◆ **SHORT TASK**
Select the lines that contain "color" and copy each of them.
-- START --
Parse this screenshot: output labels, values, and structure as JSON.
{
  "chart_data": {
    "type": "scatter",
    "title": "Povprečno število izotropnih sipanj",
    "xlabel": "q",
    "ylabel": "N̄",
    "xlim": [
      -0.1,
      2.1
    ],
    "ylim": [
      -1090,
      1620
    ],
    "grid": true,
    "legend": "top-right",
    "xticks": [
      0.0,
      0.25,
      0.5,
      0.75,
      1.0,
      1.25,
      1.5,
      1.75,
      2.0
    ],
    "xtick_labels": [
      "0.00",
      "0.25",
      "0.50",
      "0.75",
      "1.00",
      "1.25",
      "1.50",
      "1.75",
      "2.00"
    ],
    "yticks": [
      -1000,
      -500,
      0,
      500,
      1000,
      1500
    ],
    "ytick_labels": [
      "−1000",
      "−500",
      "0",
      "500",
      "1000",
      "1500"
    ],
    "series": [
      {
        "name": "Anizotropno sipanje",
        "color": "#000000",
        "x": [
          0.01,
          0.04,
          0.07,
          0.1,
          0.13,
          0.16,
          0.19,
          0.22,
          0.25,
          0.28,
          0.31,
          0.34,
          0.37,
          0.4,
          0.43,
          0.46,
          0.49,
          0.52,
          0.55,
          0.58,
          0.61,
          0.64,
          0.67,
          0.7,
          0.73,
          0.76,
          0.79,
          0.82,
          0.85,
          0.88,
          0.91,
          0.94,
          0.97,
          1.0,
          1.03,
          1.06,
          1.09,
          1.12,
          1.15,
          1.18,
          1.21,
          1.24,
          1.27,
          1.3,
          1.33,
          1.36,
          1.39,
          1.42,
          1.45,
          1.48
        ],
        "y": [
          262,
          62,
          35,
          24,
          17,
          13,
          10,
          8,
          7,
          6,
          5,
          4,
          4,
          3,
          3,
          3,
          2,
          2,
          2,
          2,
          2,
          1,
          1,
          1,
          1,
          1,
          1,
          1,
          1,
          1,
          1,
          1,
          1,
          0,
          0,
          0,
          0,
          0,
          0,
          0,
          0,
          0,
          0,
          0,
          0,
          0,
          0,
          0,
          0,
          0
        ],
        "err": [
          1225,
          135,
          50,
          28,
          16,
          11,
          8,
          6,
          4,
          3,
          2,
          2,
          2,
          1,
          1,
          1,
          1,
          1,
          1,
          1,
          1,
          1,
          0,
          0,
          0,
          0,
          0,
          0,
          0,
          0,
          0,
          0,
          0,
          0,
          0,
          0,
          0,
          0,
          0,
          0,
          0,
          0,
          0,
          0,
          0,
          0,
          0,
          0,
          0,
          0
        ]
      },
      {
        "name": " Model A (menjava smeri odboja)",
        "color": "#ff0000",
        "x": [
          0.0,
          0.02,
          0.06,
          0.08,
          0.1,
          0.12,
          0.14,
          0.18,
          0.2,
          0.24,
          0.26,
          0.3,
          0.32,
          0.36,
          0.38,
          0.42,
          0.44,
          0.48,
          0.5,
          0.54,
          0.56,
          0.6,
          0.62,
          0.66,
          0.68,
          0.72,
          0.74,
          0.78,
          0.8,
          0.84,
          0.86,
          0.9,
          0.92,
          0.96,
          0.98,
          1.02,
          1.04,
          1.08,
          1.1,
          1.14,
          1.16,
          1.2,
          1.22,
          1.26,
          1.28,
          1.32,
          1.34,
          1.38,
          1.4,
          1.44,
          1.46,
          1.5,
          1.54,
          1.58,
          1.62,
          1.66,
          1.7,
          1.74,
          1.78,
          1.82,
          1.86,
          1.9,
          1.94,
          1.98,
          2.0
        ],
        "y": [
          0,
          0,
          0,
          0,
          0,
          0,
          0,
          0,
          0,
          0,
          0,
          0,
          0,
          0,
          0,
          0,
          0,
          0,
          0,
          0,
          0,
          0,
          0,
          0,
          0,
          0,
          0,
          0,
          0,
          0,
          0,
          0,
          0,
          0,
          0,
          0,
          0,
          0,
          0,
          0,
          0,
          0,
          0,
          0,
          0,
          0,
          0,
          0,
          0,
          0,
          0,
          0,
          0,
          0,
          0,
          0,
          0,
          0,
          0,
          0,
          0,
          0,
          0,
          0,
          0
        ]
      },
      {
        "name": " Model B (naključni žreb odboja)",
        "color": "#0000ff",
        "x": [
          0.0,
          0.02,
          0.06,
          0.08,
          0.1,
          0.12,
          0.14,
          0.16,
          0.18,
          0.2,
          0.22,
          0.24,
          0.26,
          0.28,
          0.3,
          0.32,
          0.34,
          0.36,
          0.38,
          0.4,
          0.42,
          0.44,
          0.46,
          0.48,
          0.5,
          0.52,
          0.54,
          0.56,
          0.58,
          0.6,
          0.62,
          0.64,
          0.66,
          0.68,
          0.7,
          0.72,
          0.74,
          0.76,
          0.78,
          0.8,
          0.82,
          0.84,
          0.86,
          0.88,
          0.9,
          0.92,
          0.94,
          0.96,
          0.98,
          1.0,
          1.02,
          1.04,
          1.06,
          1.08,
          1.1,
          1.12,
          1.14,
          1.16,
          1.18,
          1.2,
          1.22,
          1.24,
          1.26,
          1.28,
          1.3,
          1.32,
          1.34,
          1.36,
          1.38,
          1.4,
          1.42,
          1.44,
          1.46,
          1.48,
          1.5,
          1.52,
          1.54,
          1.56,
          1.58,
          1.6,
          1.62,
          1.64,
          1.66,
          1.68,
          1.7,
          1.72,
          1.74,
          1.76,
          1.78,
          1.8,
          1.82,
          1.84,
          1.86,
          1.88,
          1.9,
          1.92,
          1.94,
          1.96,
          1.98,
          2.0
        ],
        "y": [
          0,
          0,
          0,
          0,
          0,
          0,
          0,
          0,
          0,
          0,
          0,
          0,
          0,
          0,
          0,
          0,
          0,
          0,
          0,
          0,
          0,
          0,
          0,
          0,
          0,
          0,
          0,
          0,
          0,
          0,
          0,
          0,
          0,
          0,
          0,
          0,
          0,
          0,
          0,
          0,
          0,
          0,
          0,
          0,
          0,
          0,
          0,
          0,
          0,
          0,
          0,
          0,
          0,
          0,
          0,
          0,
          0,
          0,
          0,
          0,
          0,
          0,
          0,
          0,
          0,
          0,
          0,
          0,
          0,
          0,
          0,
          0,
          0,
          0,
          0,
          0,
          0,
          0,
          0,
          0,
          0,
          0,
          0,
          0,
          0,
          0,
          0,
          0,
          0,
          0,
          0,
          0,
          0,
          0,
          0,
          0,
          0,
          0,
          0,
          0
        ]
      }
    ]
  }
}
-- END --
◆ **THE ANSWER**
        "color": "#000000",
        "color": "#ff0000",
        "color": "#0000ff",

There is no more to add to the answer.